= Aim =
Output the records. Match them exactly.

= Extracted information =
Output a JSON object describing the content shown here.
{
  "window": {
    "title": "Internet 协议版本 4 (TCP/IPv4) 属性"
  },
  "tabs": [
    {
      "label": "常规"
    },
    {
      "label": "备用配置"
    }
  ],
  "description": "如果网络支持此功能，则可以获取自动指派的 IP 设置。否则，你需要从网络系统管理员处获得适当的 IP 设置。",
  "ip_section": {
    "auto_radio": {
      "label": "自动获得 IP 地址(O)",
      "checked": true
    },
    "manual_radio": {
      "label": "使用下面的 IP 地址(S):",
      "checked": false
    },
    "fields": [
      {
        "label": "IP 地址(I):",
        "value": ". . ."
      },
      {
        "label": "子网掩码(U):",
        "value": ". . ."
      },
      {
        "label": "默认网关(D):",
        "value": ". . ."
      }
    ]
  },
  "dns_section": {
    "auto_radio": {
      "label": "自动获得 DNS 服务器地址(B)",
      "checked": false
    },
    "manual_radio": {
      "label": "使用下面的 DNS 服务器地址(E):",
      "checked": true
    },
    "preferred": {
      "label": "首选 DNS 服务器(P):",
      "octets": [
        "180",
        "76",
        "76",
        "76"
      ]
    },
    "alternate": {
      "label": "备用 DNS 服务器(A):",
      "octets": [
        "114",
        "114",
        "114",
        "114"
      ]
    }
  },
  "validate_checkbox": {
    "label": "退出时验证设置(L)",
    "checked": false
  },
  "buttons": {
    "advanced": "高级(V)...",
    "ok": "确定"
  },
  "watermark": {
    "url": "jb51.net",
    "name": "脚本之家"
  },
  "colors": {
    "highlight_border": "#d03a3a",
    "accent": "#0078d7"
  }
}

= Result of the exercise =
Output a JSON object describing the content shown here.
{
  "window": {
    "title": "Internet 协议版本 4 (TCP/IPv4) 属性"
  },
  "tabs": [
    {
      "label": "常规"
    },
    {
      "label": "备用配置"
    }
  ],
  "description": "如果网络支持此功能，则可以获取自动指派的 IP 设置。否则，你需要从网络系统管理员处获得适当的 IP 设置。",
  "ip_section": {
    "auto_radio": {
      "label": "自动获得 IP 地址(O)",
      "checked": true
    },
    "manual_radio": {
      "label": "使用下面的 IP 地址(S):",
      "checked": false
    },
    "fields": [
      {
        "label": "IP 地址(I):",
        "value": ". . ."
      },
      {
        "label": "子网掩码(U):",
        "value": ". . ."
      },
      {
        "label": "默认网关(D):",
        "value": ". . ."
      }
    ]
  },
  "dns_section": {
    "auto_radio": {
      "label": "自动获得 DNS 服务器地址(B)",
      "checked": false
    },
    "manual_radio": {
      "label": "使用下面的 DNS 服务器地址(E):",
      "checked": true
    },
    "preferred": {
      "label": "首选 DNS 服务器(P):",
      "octets": [
        "180",
        "76",
        "76",
        "76"
      ]
    },
    "alternate": {
      "label": "备用 DNS 服务器(A):",
      "octets": [
        "114",
        "114",
        "114",
        "114"
      ]
    }
  },
  "validate_checkbox": {
    "label": "退出时验证设置(L)",
    "checked": false
  },
  "buttons": {
    "advanced": "高级(V)...",
    "ok": "确定"
  },
  "watermark": {
    "url": "jb51.net",
    "name": "脚本之家"
  },
  "colors": {
    "highlight_border": "#d03a3a",
    "accent": "#0078d7"
  }
}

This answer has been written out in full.